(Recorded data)
------------
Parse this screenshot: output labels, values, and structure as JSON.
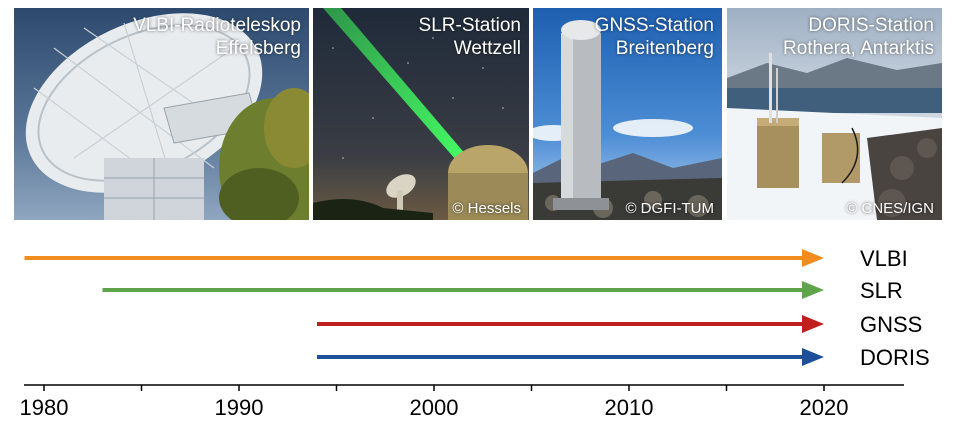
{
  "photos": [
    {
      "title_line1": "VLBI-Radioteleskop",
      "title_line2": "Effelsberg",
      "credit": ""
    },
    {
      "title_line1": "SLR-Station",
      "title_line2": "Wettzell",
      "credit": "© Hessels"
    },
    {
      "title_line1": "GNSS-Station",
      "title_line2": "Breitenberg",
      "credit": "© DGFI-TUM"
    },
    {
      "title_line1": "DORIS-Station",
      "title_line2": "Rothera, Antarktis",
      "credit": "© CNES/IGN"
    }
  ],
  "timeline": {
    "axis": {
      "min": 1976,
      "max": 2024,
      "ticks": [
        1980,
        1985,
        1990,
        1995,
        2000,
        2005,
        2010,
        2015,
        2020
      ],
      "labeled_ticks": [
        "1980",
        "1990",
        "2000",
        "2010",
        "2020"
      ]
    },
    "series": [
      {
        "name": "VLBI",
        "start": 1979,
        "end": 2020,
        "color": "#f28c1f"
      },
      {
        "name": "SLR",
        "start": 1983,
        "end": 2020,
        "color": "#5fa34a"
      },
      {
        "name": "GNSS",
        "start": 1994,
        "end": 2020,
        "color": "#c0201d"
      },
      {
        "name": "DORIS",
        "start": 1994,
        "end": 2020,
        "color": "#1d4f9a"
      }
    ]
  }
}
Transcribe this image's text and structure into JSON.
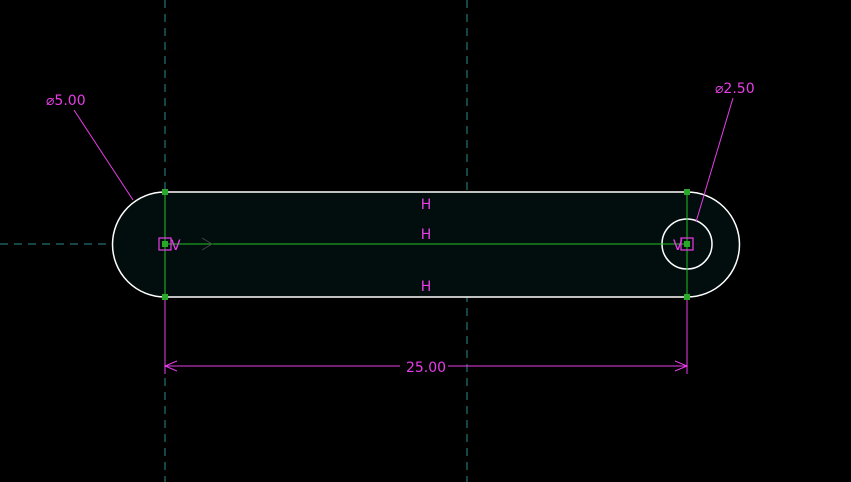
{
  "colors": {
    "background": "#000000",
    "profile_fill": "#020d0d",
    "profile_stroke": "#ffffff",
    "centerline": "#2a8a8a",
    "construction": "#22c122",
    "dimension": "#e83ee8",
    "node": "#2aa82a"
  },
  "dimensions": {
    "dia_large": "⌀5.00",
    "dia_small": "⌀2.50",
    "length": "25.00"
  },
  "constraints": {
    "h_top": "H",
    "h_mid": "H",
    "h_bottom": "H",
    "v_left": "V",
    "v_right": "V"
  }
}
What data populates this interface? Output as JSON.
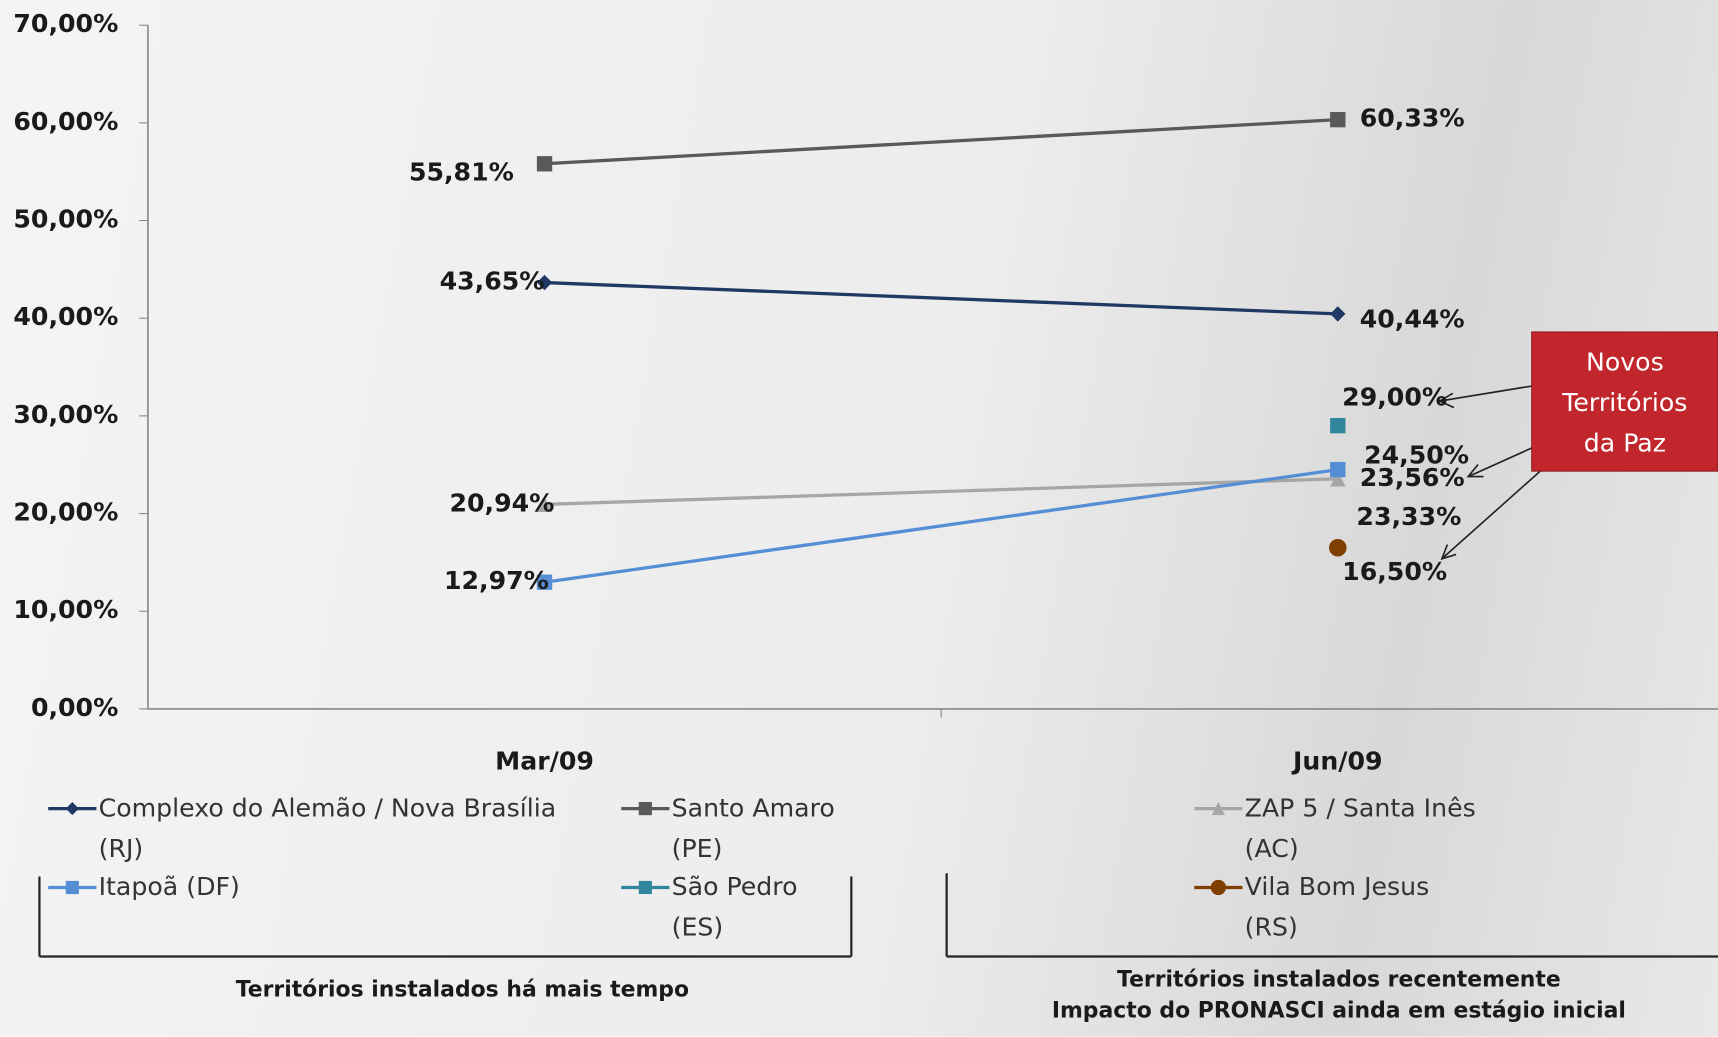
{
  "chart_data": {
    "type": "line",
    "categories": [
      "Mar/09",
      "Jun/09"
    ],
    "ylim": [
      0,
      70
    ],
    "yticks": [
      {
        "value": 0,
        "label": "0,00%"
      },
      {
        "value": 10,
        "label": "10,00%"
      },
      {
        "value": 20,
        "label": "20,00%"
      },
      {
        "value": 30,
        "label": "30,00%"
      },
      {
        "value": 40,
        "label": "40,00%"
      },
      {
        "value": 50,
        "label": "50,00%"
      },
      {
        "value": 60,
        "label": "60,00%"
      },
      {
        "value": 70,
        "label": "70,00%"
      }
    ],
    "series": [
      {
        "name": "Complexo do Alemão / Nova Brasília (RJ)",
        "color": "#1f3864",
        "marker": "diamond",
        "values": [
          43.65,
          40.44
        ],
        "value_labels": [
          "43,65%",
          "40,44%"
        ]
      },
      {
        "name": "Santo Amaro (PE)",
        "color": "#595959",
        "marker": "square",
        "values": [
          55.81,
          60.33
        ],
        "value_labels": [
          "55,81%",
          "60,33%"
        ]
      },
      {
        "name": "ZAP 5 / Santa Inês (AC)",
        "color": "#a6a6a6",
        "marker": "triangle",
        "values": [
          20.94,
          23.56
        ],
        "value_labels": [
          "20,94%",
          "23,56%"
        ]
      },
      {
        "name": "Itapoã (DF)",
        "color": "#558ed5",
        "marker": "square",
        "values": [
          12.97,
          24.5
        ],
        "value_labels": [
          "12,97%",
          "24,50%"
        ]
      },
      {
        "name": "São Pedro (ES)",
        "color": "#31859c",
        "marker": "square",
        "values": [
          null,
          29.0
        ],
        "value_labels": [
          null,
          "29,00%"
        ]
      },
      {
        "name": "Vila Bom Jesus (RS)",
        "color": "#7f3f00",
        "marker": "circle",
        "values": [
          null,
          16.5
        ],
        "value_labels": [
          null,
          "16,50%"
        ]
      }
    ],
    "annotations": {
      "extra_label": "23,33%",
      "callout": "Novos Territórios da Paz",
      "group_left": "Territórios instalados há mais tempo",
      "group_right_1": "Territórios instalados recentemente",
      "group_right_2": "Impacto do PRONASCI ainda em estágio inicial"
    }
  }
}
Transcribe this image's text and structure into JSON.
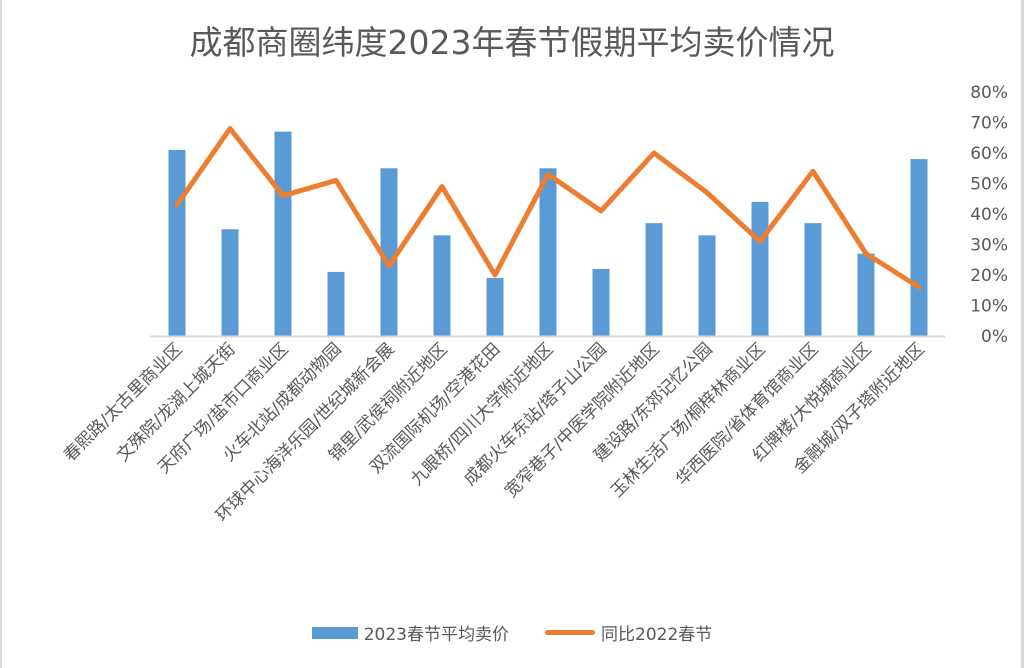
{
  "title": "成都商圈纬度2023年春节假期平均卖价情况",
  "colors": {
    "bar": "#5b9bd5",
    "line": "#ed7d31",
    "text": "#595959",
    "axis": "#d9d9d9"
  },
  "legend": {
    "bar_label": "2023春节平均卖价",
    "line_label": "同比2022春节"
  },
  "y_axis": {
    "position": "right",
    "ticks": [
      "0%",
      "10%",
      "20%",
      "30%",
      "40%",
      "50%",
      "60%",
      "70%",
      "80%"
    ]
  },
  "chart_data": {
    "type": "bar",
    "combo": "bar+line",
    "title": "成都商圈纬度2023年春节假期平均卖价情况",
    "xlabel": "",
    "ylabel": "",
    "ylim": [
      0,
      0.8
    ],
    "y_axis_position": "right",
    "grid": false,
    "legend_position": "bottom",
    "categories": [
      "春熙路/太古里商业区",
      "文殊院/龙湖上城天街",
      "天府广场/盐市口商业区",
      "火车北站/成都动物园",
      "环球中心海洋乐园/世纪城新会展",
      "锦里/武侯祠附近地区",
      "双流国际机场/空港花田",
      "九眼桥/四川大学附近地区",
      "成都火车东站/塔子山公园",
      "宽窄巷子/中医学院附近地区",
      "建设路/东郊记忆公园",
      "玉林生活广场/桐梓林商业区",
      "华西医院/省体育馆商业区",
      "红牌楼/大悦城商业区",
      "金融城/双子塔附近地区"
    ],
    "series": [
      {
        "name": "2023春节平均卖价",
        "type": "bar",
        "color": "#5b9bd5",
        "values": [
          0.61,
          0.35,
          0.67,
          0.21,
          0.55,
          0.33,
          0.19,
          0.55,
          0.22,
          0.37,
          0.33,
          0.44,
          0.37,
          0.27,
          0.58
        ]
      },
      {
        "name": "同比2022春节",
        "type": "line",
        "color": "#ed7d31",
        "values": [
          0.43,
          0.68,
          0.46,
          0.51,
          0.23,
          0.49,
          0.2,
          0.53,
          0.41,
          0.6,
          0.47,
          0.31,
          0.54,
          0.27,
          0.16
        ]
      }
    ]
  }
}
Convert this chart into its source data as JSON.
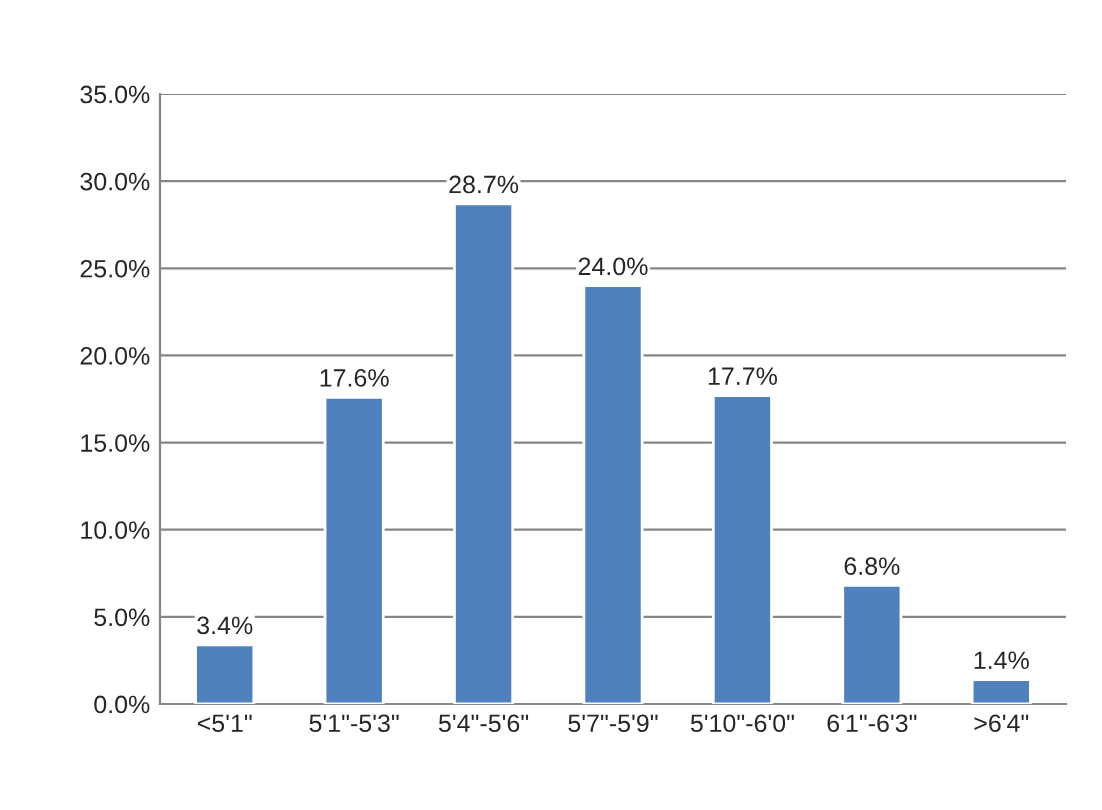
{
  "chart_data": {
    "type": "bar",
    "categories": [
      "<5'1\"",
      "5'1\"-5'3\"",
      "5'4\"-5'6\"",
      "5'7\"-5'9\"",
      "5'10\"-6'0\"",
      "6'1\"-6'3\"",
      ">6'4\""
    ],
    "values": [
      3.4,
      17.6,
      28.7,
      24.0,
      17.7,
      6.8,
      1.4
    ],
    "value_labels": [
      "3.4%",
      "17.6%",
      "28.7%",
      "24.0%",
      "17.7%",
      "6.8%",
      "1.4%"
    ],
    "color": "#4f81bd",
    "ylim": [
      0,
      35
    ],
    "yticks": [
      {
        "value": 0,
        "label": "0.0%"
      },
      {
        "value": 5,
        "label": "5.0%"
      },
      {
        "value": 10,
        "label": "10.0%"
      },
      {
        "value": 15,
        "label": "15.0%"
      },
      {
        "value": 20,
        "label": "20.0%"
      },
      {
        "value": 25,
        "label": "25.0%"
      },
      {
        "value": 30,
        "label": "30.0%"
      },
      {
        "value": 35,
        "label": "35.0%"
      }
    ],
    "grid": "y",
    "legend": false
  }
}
------------
(STATED GOAL) Return all lines of the material above in which the word "credit" occurs.

(SOLUTION TO THIS PROBLEM)
      "credit": ""
      "credit": "© Hessels"
      "credit": "© DGFI-TUM"
      "credit": "© CNES/IGN"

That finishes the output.